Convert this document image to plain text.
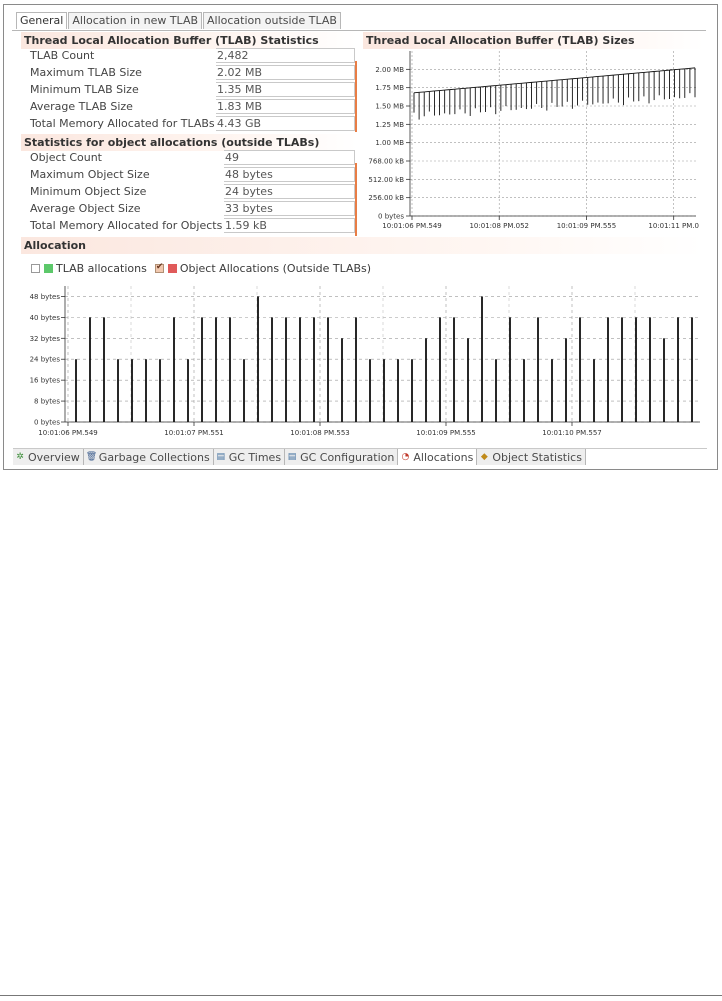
General Allocation in new TLAB Allocation outside TLAB
Thread Local Allocation Buffer (TLAB) Statistics
TLAB Count	2,482
Maximum TLAB Size	2.02 MB
Minimum TLAB Size	1.35 MB
Average TLAB Size	1.83 MB
Total Memory Allocated for TLABs 4.43 GB
Statistics for object allocations (outside TLABs)
Object Count	49
Maximum Object Size	48 bytes
Minimum Object Size	24 bytes
Average Object Size	33 bytes
Total Memory Allocated for Objects 1.59 kB
Thread Local Allocation Buffer (TLAB) Sizes
0 bytes
256.00 kB
512.00 kB
768.00 kB
1.00 MB
1.25 MB
1.50 MB
1.75 MB
2.00 MB
10:01:06 PM.549	10:01:08 PM.052	10:01:09 PM.555	10:01:11 PM.0
Allocation
TLAB allocations
✔	Object Allocations (Outside TLABs)
0 bytes
8 bytes
16 bytes
24 bytes
32 bytes
40 bytes
48 bytes
10:01:06 PM.549	10:01:07 PM.551	10:01:08 PM.553	10:01:09 PM.555	10:01:10 PM.557
✲ Overview 🗑 Garbage Collections ▤ GC Times ▤ GC Configuration ◔ Allocations ◆ Object Statistics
---
WHAT THE TASK REQUIRES: Print out the lines exactly, skipping any picture.

THE SOLUTION:
Convert this document image to plain text.
General Allocation in new TLAB Allocation outside TLAB
Thread Local Allocation Buffer (TLAB) Statistics
TLAB Count	2,482
Maximum TLAB Size	2.02 MB
Minimum TLAB Size	1.35 MB
Average TLAB Size	1.83 MB
Total Memory Allocated for TLABs 4.43 GB
Statistics for object allocations (outside TLABs)
Object Count	49
Maximum Object Size	48 bytes
Minimum Object Size	24 bytes
Average Object Size	33 bytes
Total Memory Allocated for Objects 1.59 kB
Thread Local Allocation Buffer (TLAB) Sizes
0 bytes
256.00 kB
512.00 kB
768.00 kB
1.00 MB
1.25 MB
1.50 MB
1.75 MB
2.00 MB
10:01:06 PM.549	10:01:08 PM.052	10:01:09 PM.555	10:01:11 PM.0
Allocation
TLAB allocations
✔	Object Allocations (Outside TLABs)
0 bytes
8 bytes
16 bytes
24 bytes
32 bytes
40 bytes
48 bytes
10:01:06 PM.549	10:01:07 PM.551	10:01:08 PM.553	10:01:09 PM.555	10:01:10 PM.557
✲ Overview 🗑 Garbage Collections ▤ GC Times ▤ GC Configuration ◔ Allocations ◆ Object Statistics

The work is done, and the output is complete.